Search the data below for "name"; list each line that holds it.

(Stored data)
┌──

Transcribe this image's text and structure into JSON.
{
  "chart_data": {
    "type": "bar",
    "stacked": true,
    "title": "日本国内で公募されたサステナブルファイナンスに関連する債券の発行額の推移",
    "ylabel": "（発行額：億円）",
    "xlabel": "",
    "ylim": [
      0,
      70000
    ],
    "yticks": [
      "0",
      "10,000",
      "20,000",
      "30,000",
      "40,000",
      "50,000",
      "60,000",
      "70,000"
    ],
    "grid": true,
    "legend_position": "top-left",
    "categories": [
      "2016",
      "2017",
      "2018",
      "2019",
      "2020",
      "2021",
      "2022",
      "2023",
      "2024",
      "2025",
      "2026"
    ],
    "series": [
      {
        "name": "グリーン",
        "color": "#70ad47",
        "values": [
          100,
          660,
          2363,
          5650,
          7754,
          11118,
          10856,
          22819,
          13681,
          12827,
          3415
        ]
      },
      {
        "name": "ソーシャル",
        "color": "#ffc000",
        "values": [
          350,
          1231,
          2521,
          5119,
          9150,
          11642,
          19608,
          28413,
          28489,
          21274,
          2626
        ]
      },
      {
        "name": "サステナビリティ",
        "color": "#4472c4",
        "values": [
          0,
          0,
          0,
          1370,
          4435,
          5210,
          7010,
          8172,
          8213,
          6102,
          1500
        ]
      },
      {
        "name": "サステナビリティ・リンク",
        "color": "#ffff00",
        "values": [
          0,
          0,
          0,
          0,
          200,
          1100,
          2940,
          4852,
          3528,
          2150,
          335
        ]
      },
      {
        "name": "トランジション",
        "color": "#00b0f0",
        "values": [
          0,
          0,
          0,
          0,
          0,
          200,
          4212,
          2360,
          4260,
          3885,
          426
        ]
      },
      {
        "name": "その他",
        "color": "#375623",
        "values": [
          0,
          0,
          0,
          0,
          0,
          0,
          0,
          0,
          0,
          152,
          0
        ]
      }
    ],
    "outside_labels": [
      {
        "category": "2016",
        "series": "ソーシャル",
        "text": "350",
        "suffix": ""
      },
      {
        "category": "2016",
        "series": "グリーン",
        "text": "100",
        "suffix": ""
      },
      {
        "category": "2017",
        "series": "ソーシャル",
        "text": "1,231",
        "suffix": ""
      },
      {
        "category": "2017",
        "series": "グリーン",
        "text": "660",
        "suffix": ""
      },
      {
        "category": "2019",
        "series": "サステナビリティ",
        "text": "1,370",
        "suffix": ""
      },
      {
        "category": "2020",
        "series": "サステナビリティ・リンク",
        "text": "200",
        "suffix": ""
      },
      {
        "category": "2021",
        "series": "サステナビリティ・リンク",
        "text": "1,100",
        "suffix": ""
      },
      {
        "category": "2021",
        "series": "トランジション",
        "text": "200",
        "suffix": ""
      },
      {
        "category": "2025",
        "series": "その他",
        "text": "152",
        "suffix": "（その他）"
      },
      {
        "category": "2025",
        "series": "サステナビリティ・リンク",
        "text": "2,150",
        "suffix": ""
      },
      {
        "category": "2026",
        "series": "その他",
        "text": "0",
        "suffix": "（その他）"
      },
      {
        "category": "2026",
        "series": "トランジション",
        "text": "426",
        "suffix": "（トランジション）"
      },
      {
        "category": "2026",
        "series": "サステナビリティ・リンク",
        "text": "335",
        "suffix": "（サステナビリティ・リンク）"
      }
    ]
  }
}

└──

• _TASK OUTPUT_:
        "name": "グリーン",
        "name": "ソーシャル",
        "name": "サステナビリティ",
        "name": "サステナビリティ・リンク",
        "name": "トランジション",
        "name": "その他",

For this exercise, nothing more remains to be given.